**Written task**.
In the listing that follows, count each line where the word "Roasted" appears; write nothing but the count.

**Material**.
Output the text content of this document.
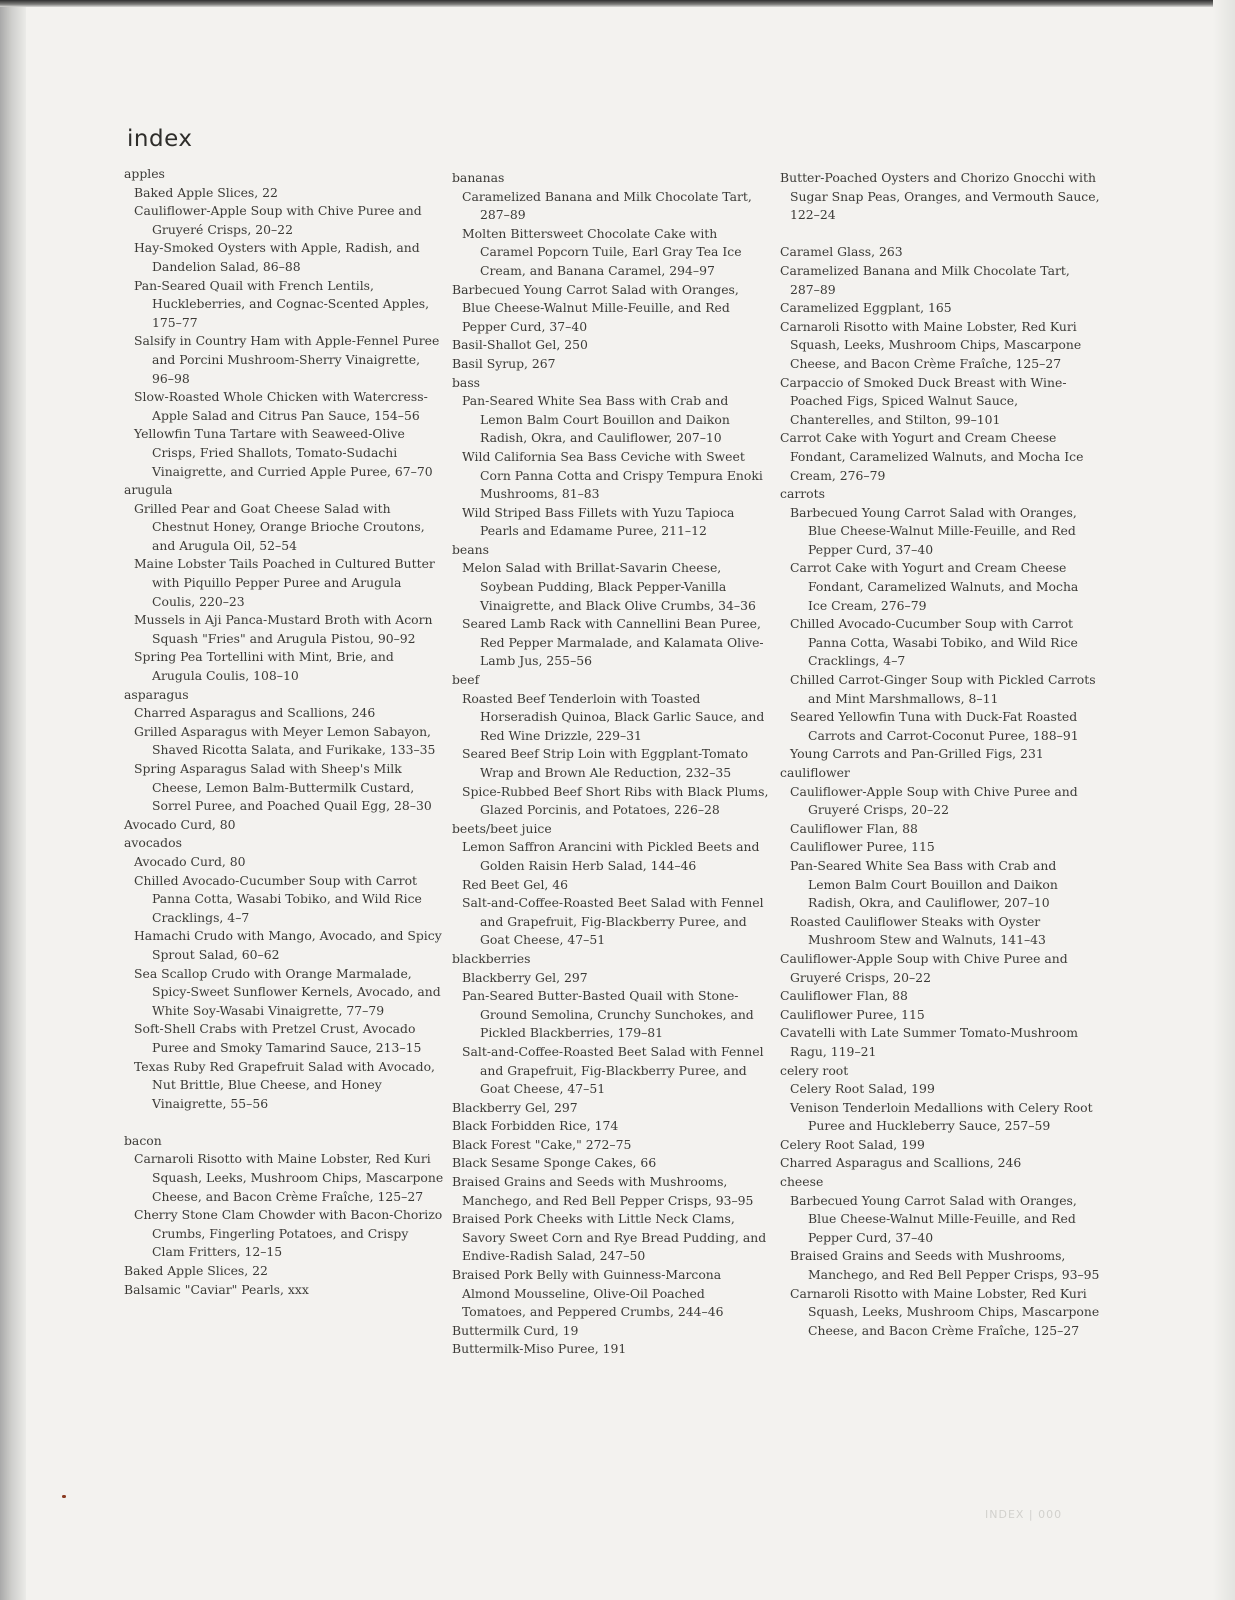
index

apples

Baked Apple Slices, 22

Cauliflower-Apple Soup with Chive Puree and Gruyeré Crisps, 20–22

Hay-Smoked Oysters with Apple, Radish, and Dandelion Salad, 86–88

Pan-Seared Quail with French Lentils, Huckleberries, and Cognac-Scented Apples, 175–77

Salsify in Country Ham with Apple-Fennel Puree and Porcini Mushroom-Sherry Vinaigrette, 96–98

Slow-Roasted Whole Chicken with Watercress-Apple Salad and Citrus Pan Sauce, 154–56

Yellowfin Tuna Tartare with Seaweed-Olive Crisps, Fried Shallots, Tomato-Sudachi Vinaigrette, and Curried Apple Puree, 67–70

arugula

Grilled Pear and Goat Cheese Salad with Chestnut Honey, Orange Brioche Croutons, and Arugula Oil, 52–54

Maine Lobster Tails Poached in Cultured Butter with Piquillo Pepper Puree and Arugula Coulis, 220–23

Mussels in Aji Panca-Mustard Broth with Acorn Squash "Fries" and Arugula Pistou, 90–92

Spring Pea Tortellini with Mint, Brie, and Arugula Coulis, 108–10

asparagus

Charred Asparagus and Scallions, 246

Grilled Asparagus with Meyer Lemon Sabayon, Shaved Ricotta Salata, and Furikake, 133–35

Spring Asparagus Salad with Sheep's Milk Cheese, Lemon Balm-Buttermilk Custard, Sorrel Puree, and Poached Quail Egg, 28–30

Avocado Curd, 80

avocados

Avocado Curd, 80

Chilled Avocado-Cucumber Soup with Carrot Panna Cotta, Wasabi Tobiko, and Wild Rice Cracklings, 4–7

Hamachi Crudo with Mango, Avocado, and Spicy Sprout Salad, 60–62

Sea Scallop Crudo with Orange Marmalade, Spicy-Sweet Sunflower Kernels, Avocado, and White Soy-Wasabi Vinaigrette, 77–79

Soft-Shell Crabs with Pretzel Crust, Avocado Puree and Smoky Tamarind Sauce, 213–15

Texas Ruby Red Grapefruit Salad with Avocado, Nut Brittle, Blue Cheese, and Honey Vinaigrette, 55–56

bacon

Carnaroli Risotto with Maine Lobster, Red Kuri Squash, Leeks, Mushroom Chips, Mascarpone Cheese, and Bacon Crème Fraîche, 125–27

Cherry Stone Clam Chowder with Bacon-Chorizo Crumbs, Fingerling Potatoes, and Crispy Clam Fritters, 12–15

Baked Apple Slices, 22

Balsamic "Caviar" Pearls, xxx

bananas

Caramelized Banana and Milk Chocolate Tart, 287–89

Molten Bittersweet Chocolate Cake with Caramel Popcorn Tuile, Earl Gray Tea Ice Cream, and Banana Caramel, 294–97

Barbecued Young Carrot Salad with Oranges, Blue Cheese-Walnut Mille-Feuille, and Red Pepper Curd, 37–40

Basil-Shallot Gel, 250

Basil Syrup, 267

bass

Pan-Seared White Sea Bass with Crab and Lemon Balm Court Bouillon and Daikon Radish, Okra, and Cauliflower, 207–10

Wild California Sea Bass Ceviche with Sweet Corn Panna Cotta and Crispy Tempura Enoki Mushrooms, 81–83

Wild Striped Bass Fillets with Yuzu Tapioca Pearls and Edamame Puree, 211–12

beans

Melon Salad with Brillat-Savarin Cheese, Soybean Pudding, Black Pepper-Vanilla Vinaigrette, and Black Olive Crumbs, 34–36

Seared Lamb Rack with Cannellini Bean Puree, Red Pepper Marmalade, and Kalamata Olive-Lamb Jus, 255–56

beef

Roasted Beef Tenderloin with Toasted Horseradish Quinoa, Black Garlic Sauce, and Red Wine Drizzle, 229–31

Seared Beef Strip Loin with Eggplant-Tomato Wrap and Brown Ale Reduction, 232–35

Spice-Rubbed Beef Short Ribs with Black Plums, Glazed Porcinis, and Potatoes, 226–28

beets/beet juice

Lemon Saffron Arancini with Pickled Beets and Golden Raisin Herb Salad, 144–46

Red Beet Gel, 46

Salt-and-Coffee-Roasted Beet Salad with Fennel and Grapefruit, Fig-Blackberry Puree, and Goat Cheese, 47–51

blackberries

Blackberry Gel, 297

Pan-Seared Butter-Basted Quail with Stone-Ground Semolina, Crunchy Sunchokes, and Pickled Blackberries, 179–81

Salt-and-Coffee-Roasted Beet Salad with Fennel and Grapefruit, Fig-Blackberry Puree, and Goat Cheese, 47–51

Blackberry Gel, 297

Black Forbidden Rice, 174

Black Forest "Cake," 272–75

Black Sesame Sponge Cakes, 66

Braised Grains and Seeds with Mushrooms, Manchego, and Red Bell Pepper Crisps, 93–95

Braised Pork Cheeks with Little Neck Clams, Savory Sweet Corn and Rye Bread Pudding, and Endive-Radish Salad, 247–50

Braised Pork Belly with Guinness-Marcona Almond Mousseline, Olive-Oil Poached Tomatoes, and Peppered Crumbs, 244–46

Buttermilk Curd, 19

Buttermilk-Miso Puree, 191

Butter-Poached Oysters and Chorizo Gnocchi with Sugar Snap Peas, Oranges, and Vermouth Sauce, 122–24

Caramel Glass, 263

Caramelized Banana and Milk Chocolate Tart, 287–89

Caramelized Eggplant, 165

Carnaroli Risotto with Maine Lobster, Red Kuri Squash, Leeks, Mushroom Chips, Mascarpone Cheese, and Bacon Crème Fraîche, 125–27

Carpaccio of Smoked Duck Breast with Wine-Poached Figs, Spiced Walnut Sauce, Chanterelles, and Stilton, 99–101

Carrot Cake with Yogurt and Cream Cheese Fondant, Caramelized Walnuts, and Mocha Ice Cream, 276–79

carrots

Barbecued Young Carrot Salad with Oranges, Blue Cheese-Walnut Mille-Feuille, and Red Pepper Curd, 37–40

Carrot Cake with Yogurt and Cream Cheese Fondant, Caramelized Walnuts, and Mocha Ice Cream, 276–79

Chilled Avocado-Cucumber Soup with Carrot Panna Cotta, Wasabi Tobiko, and Wild Rice Cracklings, 4–7

Chilled Carrot-Ginger Soup with Pickled Carrots and Mint Marshmallows, 8–11

Seared Yellowfin Tuna with Duck-Fat Roasted Carrots and Carrot-Coconut Puree, 188–91

Young Carrots and Pan-Grilled Figs, 231

cauliflower

Cauliflower-Apple Soup with Chive Puree and Gruyeré Crisps, 20–22

Cauliflower Flan, 88

Cauliflower Puree, 115

Pan-Seared White Sea Bass with Crab and Lemon Balm Court Bouillon and Daikon Radish, Okra, and Cauliflower, 207–10

Roasted Cauliflower Steaks with Oyster Mushroom Stew and Walnuts, 141–43

Cauliflower-Apple Soup with Chive Puree and Gruyeré Crisps, 20–22

Cauliflower Flan, 88

Cauliflower Puree, 115

Cavatelli with Late Summer Tomato-Mushroom Ragu, 119–21

celery root

Celery Root Salad, 199

Venison Tenderloin Medallions with Celery Root Puree and Huckleberry Sauce, 257–59

Celery Root Salad, 199

Charred Asparagus and Scallions, 246

cheese

Barbecued Young Carrot Salad with Oranges, Blue Cheese-Walnut Mille-Feuille, and Red Pepper Curd, 37–40

Braised Grains and Seeds with Mushrooms, Manchego, and Red Bell Pepper Crisps, 93–95

Carnaroli Risotto with Maine Lobster, Red Kuri Squash, Leeks, Mushroom Chips, Mascarpone Cheese, and Bacon Crème Fraîche, 125–27

INDEX | 000
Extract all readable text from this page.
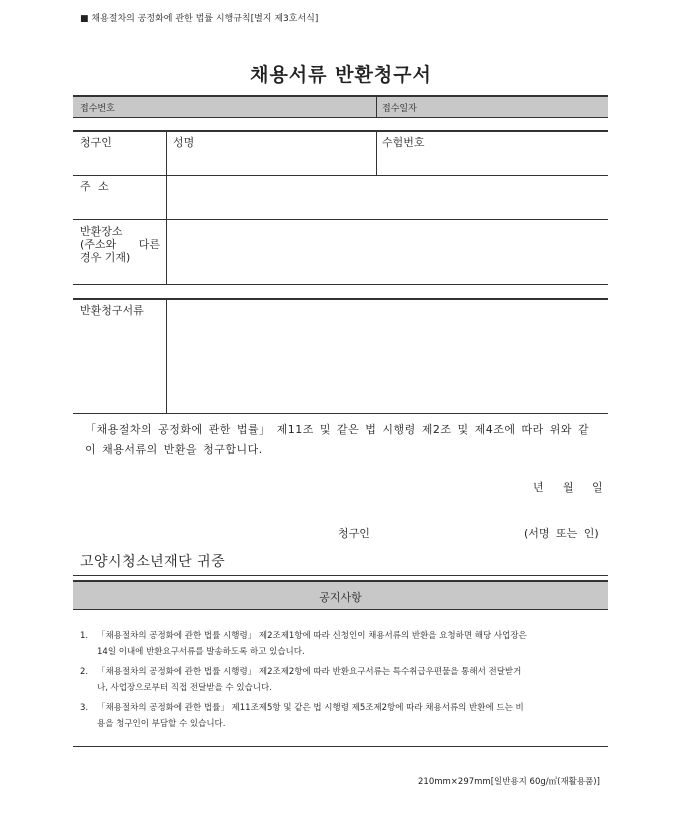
■ 채용절차의 공정화에 관한 법률 시행규칙[별지 제3호서식]
채용서류 반환청구서
접수번호	접수일자
청구인	성명	수험번호
주 소
반환장소
(주소와 다른
경우 기재)
반환청구서류
「채용절차의 공정화에 관한 법률」 제11조 및 같은 법 시행령 제2조 및 제4조에 따라 위와 같
이 채용서류의 반환을 청구합니다.
년 월 일
청구인	(서명 또는 인)
고양시청소년재단 귀중
공지사항
1. 「채용절차의 공정화에 관한 법률 시행령」 제2조제1항에 따라 신청인이 채용서류의 반환을 요청하면 해당 사업장은
14일 이내에 반환요구서류를 발송하도록 하고 있습니다.
2. 「채용절차의 공정화에 관한 법률 시행령」 제2조제2항에 따라 반환요구서류는 특수취급우편물을 통해서 전달받거
나, 사업장으로부터 직접 전달받을 수 있습니다.
3. 「채용절차의 공정화에 관한 법률」 제11조제5항 및 같은 법 시행령 제5조제2항에 따라 채용서류의 반환에 드는 비
용을 청구인이 부담할 수 있습니다.
210mm×297mm[일반용지 60g/㎡(재활용품)]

**Answer below**.
6